(Extracted records)
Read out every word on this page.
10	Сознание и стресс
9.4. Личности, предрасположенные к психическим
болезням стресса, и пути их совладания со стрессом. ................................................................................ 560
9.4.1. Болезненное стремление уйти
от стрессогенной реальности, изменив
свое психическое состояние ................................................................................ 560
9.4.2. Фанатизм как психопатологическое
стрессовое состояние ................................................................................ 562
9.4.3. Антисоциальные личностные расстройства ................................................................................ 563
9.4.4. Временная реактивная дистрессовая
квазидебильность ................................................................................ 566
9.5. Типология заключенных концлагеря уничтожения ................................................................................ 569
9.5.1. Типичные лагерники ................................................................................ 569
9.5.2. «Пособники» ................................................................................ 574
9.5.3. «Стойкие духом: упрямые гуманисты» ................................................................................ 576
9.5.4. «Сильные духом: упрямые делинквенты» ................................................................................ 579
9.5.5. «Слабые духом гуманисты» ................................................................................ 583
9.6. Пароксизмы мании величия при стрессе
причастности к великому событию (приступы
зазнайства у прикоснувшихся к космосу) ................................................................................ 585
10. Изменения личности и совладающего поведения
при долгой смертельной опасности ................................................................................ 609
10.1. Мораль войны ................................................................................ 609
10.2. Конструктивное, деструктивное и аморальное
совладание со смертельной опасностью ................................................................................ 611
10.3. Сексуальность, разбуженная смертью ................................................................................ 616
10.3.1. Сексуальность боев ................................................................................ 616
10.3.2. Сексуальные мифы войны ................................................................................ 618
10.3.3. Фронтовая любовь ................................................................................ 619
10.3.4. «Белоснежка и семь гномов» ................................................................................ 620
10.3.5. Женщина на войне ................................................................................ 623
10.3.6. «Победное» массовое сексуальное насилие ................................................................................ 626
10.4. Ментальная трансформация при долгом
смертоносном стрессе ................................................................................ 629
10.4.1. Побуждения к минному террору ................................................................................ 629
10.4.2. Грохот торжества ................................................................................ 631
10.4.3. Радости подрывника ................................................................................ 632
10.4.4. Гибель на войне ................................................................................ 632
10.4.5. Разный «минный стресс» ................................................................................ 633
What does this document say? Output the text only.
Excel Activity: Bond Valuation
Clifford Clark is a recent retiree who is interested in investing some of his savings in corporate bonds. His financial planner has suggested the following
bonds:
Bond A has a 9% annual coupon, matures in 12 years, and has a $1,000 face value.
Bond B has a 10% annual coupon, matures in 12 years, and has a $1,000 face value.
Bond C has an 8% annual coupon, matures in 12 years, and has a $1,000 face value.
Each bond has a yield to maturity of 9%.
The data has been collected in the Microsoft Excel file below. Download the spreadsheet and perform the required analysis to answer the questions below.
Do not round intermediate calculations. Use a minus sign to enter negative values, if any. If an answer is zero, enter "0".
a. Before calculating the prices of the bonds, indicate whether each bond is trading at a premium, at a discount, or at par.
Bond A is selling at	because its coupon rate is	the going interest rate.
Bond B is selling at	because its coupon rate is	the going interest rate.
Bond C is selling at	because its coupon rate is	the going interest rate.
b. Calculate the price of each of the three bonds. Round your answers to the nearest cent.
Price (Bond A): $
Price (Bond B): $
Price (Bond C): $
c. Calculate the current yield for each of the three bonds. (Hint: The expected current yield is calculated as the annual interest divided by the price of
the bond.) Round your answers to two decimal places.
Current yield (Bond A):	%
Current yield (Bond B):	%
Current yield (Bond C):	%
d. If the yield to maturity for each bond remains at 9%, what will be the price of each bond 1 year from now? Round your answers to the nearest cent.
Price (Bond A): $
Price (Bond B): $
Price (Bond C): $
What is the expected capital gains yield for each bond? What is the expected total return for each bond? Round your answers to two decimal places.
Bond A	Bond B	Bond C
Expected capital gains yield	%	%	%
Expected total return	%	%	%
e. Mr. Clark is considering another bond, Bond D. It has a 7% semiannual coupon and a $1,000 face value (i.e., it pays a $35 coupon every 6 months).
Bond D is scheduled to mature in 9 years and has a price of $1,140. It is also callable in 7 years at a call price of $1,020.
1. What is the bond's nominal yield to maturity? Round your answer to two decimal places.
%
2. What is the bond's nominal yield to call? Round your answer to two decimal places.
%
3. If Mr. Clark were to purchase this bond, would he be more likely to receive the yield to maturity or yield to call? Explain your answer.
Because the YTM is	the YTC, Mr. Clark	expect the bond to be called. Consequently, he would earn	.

Work to complete
Go through the entries and return each line where the word "гуманисты" appears.

Problem solution
9.5.3. «Стойкие духом: упрямые гуманисты» ................................................................................ 576
9.5.5. «Слабые духом гуманисты» ................................................................................ 583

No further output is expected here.